== DOCUMENT EXCERPT ==
========================================

I'll take a stab at it...

You can reduce the gain by dividing the input signal by two, which, technically, doesn't reduce the gain but, rather, reduces the input signal, which, in turn, reduces the output.

However, the input resistance is QR; therefore, your divider must look like QR in the end.

Per Thevenin, you open I and short V.

Shorting your input signal to ground puts the upper resistor of your divider in parallel with the lower, giving Rin = R(upper)||R(lower).

Hence, you'll need to set Rin = QR.

The way I see it, QR is the same as the source resistance, so unless you're driving the BPF with an op amp, a low Z source, you'll need to add it to R(upper), first.

Incidentally, when I think of a BPF, the circuit you gave is not what I think of; I'm wondering about your chosen circuit's significance.

 

[Euler's Identity]

I derived the circuit and, yep, it's as it says. But what an odd circuit!

Who came up with that? How was it done?

I'm wondering if I've seen it but drawn another way.

Why use two op amps? There has to be some advantage to this thing...

Anyone? Has anyone at least seen it before??

Added after 13 minutes:

Duh...

One glaring advantage is the fact that the Q is independent!

Who came up with this thing? I'd like to learn to think like this guy, design a circuit like this.

I did a nodal analysis on it and it does work, but seeing a circuit like this just shows me how non-creative I am. Op amps injecting the proper currents and Q easily adjusted, independent of fo...

========================================

== DATA SECTION ==
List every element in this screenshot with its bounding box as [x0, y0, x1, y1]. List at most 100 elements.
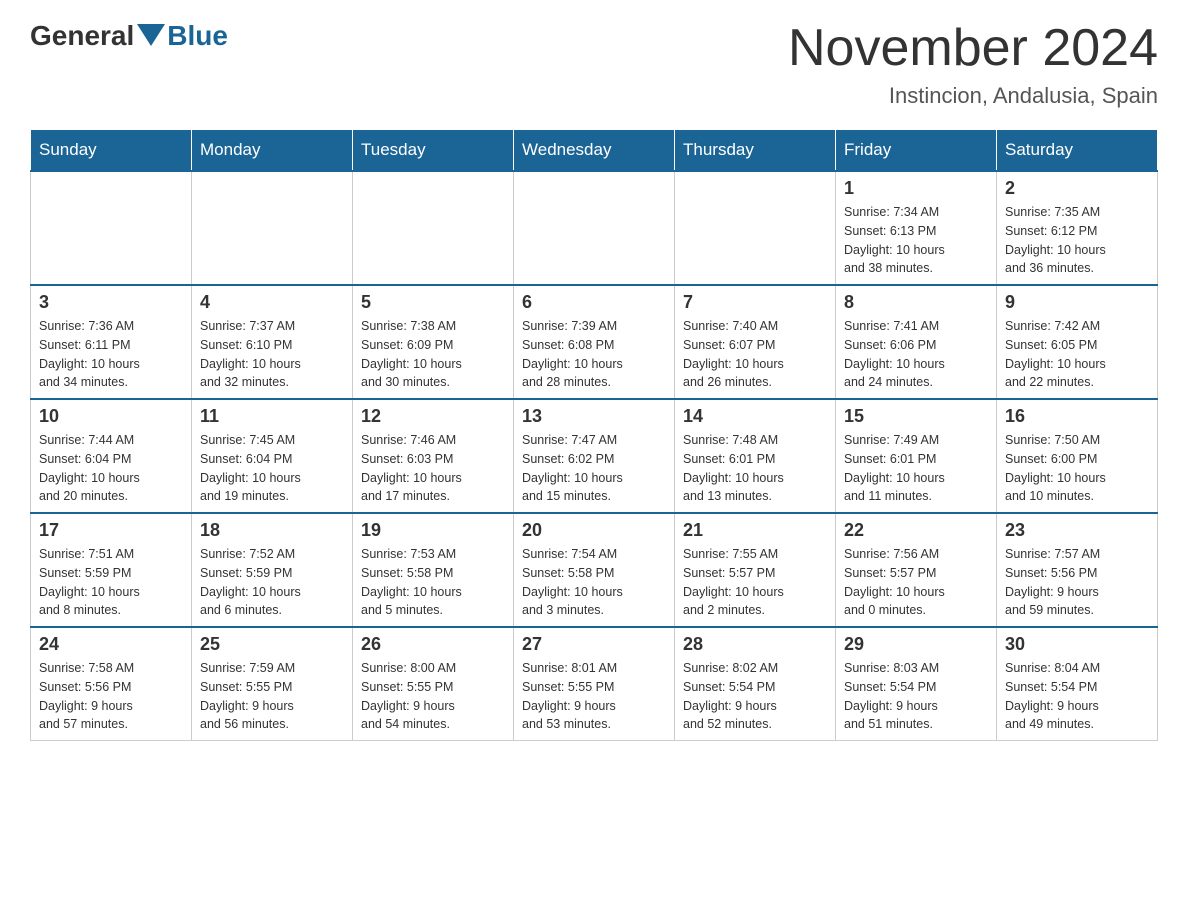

========================================

== WHAT YOU NEED TO DO ==
1) Summarize the forum post on the band-pass filter circuit in two sentences.
2) Carry on writing the forum post about the band-pass filter circuit, picking up right after its final sentence.

== ANSWERS FOR THE EXERCISE ==
1) The poster suggests lowering the output by dividing the input signal by two, and notes that the divider's resistance, with the upper and lower resistors in parallel, must equal the input resistance QR. After deriving the odd two-op-amp circuit and confirming by nodal analysis that it works, the poster points out that its Q is independent and easily adjusted without changing fo, and asks who came up with it.

2)
[moltar]

Posted with understanding that this thread is older than dirt
and the images are no longer available:

The discussion in this thread seemed to be about the Fliege
(or dual amplifier- DABP) bandpass filter. Since there still
isn't (technically) much on the web about this elegant design,
I thought I'd add my $.02

When you remove the input resistor and its shunt capacitor, you
are left with the classic GIC topology.
This design can be made even more interesting by transforming the
Z1, Z2 and Z3 R's to C's and the C's to R's (including the input
R & C as well).
Q is now determined by the value of the input capacitor (formerly
an R). The center frequency can be changed by varying the value of
Z2 (formerly a cap) with no change in amplitude, and best of all,
the gain is adjustable by changing the ratio of Z4, Z5.
By way of example, here's some values to play with:
Cin = 2nf
Rshunt = 15K
Z1 = 1.5nf
Z2 = 100K pot, rev audio taper wired as a rheostat in series w/3.6K
Z3 = 10nf
Z4 = 49.9K
Z5 = 6.8K

You will end up with a bandpass filter that emulates a "Cry Baby" wah
pedal - only it's inductorless.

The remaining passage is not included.